:: TRY IT ::
From the listing below, pick out each line with the word "name".

:: INPUT ::
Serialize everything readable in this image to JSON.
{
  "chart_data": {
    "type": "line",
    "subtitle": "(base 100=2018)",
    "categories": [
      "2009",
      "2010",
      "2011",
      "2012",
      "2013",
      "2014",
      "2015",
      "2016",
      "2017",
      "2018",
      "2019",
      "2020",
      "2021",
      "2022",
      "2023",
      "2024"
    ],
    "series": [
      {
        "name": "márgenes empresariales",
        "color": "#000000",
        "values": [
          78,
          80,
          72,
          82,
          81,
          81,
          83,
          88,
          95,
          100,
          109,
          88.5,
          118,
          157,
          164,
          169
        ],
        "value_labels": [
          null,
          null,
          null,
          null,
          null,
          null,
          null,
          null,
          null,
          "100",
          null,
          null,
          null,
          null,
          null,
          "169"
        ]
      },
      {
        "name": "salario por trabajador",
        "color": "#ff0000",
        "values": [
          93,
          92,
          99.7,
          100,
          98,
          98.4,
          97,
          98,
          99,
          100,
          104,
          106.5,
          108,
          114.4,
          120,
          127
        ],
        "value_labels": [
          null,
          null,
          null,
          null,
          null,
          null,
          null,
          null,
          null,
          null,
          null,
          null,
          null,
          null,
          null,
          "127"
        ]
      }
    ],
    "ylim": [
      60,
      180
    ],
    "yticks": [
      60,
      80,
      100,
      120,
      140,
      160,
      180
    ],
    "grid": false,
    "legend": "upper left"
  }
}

:: SOLUTION FOR THIS EXERCISE ::
        "name": "márgenes empresariales",
        "name": "salario por trabajador",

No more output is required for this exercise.